THE PROBLEM:
List, from the lines below, each one with "Republic" in it.

++++ SUPPLIED MATERIAL ++++

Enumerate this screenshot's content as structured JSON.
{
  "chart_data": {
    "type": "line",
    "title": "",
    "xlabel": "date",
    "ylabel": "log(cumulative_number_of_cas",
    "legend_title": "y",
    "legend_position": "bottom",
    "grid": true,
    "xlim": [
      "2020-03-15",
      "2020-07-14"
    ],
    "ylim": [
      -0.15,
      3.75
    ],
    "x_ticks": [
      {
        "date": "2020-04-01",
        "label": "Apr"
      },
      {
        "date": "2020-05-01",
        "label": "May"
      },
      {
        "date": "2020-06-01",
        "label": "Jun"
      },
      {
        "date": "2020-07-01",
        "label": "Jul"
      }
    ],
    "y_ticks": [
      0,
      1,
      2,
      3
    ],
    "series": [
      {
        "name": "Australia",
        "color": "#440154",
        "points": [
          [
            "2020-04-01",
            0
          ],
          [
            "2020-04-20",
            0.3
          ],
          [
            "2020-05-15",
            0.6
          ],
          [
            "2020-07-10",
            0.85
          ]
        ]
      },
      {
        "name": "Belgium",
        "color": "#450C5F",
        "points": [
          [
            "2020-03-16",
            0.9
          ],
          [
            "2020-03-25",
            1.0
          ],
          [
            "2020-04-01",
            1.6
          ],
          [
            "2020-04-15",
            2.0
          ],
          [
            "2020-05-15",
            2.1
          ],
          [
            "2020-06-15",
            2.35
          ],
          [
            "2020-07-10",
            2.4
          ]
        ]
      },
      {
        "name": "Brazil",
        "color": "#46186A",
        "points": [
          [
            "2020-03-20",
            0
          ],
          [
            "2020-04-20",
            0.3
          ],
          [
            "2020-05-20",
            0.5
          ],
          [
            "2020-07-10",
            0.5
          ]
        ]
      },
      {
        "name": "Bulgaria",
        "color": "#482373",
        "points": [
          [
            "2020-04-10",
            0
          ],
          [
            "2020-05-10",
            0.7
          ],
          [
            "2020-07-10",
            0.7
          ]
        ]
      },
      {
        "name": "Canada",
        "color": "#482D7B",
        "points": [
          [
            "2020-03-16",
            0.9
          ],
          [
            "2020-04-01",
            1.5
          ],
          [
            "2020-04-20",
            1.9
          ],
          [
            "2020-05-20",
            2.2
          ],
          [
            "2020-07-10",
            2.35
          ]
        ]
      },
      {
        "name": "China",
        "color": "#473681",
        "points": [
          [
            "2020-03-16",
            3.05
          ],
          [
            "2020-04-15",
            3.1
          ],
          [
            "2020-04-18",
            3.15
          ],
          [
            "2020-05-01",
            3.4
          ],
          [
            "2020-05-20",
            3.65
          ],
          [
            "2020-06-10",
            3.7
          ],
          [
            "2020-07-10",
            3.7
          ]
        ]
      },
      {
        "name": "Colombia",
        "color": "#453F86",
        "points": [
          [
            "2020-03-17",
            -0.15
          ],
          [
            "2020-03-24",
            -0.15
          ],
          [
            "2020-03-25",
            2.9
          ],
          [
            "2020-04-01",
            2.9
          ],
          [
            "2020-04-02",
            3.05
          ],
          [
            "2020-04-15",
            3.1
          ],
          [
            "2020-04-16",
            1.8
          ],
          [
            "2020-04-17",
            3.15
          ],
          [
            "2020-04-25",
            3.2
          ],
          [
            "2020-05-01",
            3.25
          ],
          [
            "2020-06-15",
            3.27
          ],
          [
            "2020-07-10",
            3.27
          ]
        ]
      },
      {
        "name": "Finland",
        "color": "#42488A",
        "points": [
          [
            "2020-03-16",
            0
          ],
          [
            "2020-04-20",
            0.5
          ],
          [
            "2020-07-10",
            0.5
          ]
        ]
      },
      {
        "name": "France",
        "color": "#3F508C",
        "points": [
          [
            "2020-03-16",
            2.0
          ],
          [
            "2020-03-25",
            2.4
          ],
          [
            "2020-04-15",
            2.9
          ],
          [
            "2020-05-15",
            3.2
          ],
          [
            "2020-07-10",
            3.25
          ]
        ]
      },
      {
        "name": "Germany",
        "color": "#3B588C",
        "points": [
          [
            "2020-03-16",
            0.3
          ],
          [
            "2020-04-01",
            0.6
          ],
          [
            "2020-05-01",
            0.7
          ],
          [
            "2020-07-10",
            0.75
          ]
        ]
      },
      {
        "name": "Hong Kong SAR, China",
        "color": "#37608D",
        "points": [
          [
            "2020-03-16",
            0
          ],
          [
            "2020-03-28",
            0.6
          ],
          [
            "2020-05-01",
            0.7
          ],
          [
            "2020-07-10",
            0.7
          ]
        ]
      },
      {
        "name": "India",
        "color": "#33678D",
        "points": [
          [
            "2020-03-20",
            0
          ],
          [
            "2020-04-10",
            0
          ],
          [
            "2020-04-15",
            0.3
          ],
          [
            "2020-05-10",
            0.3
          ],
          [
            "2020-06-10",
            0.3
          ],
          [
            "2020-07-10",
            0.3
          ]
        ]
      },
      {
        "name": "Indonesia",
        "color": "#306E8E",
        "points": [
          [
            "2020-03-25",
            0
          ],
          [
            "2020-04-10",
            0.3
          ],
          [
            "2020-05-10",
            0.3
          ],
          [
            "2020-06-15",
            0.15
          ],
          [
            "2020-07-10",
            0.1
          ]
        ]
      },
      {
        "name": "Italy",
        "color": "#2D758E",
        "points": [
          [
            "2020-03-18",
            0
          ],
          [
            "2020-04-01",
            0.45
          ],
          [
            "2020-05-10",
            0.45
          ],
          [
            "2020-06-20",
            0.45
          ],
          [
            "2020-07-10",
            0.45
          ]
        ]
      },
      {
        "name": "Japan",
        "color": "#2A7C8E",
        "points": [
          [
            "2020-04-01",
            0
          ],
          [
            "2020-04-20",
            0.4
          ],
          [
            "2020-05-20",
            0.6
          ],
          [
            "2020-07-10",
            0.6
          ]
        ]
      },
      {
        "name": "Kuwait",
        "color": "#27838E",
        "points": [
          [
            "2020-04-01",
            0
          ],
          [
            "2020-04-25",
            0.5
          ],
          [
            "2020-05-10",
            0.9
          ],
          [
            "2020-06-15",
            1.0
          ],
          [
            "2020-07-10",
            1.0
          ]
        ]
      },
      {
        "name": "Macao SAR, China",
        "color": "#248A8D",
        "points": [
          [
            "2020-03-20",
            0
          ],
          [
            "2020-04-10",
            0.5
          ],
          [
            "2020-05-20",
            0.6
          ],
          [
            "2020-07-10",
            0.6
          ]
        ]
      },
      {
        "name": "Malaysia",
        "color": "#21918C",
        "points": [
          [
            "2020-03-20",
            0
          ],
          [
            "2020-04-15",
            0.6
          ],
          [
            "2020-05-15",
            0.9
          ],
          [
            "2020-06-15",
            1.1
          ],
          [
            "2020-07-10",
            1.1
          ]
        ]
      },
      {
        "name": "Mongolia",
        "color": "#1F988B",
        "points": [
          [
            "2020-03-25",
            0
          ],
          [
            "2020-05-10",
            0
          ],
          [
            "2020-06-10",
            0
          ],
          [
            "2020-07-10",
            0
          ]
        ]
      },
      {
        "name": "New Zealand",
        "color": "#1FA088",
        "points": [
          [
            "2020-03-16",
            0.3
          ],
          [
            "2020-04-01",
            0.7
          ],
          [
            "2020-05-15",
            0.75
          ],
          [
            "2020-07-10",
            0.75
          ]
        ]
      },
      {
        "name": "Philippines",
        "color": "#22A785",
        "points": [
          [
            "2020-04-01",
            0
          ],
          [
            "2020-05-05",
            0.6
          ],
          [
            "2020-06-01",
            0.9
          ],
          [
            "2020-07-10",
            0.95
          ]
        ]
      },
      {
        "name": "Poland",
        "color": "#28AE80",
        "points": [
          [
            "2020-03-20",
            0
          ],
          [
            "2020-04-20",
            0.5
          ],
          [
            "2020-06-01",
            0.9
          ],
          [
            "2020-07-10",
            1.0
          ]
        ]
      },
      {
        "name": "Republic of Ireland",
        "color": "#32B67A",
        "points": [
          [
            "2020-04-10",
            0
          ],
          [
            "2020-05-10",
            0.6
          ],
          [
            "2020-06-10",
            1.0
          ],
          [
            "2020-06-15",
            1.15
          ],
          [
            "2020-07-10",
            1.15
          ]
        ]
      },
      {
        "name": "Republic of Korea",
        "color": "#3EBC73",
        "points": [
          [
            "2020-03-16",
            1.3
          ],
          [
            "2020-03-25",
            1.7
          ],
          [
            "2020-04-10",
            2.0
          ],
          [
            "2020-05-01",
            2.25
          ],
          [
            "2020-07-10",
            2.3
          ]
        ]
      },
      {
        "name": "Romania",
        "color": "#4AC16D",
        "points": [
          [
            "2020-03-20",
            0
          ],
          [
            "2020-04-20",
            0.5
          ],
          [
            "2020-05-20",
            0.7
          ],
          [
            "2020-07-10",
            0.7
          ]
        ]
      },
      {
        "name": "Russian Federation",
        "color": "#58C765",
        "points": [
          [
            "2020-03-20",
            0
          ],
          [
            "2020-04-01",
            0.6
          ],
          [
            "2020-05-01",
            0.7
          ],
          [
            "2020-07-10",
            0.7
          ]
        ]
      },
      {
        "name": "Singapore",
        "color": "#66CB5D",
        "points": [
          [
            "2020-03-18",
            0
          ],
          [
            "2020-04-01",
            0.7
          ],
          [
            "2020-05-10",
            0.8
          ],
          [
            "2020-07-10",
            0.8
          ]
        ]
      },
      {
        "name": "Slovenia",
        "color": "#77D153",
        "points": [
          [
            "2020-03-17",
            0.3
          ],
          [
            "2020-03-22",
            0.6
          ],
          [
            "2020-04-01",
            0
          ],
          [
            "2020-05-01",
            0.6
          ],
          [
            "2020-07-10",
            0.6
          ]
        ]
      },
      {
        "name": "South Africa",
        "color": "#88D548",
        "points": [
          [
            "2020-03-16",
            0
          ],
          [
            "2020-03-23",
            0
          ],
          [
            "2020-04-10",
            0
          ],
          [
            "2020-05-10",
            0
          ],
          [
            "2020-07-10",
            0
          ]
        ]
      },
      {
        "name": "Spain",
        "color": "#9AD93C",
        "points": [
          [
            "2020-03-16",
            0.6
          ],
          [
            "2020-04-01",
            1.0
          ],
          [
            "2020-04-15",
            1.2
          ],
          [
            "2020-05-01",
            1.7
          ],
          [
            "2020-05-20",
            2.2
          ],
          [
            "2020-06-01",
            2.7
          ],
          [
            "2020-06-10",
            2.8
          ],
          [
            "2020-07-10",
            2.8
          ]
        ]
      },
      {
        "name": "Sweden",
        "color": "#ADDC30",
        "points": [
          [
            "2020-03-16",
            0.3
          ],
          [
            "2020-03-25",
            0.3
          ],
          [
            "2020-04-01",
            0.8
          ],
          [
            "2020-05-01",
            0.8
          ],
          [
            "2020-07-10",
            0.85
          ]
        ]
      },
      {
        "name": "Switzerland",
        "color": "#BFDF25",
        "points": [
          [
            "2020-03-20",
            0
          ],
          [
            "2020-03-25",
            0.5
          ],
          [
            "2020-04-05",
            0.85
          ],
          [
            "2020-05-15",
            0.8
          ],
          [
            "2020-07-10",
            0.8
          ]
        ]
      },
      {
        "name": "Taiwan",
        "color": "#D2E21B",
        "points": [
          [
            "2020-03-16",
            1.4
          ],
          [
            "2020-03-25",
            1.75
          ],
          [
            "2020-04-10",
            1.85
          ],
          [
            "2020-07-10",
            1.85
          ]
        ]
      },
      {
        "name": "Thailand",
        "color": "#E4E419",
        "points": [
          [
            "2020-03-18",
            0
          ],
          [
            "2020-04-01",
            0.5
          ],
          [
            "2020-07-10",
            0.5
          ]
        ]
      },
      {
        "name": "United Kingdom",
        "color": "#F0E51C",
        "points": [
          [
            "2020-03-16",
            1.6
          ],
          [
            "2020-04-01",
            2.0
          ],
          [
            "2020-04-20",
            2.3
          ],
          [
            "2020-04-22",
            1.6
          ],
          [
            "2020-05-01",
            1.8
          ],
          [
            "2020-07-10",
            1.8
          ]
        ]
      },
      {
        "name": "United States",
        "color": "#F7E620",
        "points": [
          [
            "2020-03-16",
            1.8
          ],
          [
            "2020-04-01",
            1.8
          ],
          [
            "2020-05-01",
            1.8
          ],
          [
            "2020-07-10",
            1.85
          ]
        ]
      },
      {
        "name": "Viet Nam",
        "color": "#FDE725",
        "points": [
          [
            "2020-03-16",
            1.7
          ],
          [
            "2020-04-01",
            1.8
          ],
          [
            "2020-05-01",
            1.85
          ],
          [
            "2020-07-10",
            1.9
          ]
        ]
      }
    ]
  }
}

++++

ANSWER TO THE PROBLEM:
        "name": "Republic of Ireland",
        "name": "Republic of Korea",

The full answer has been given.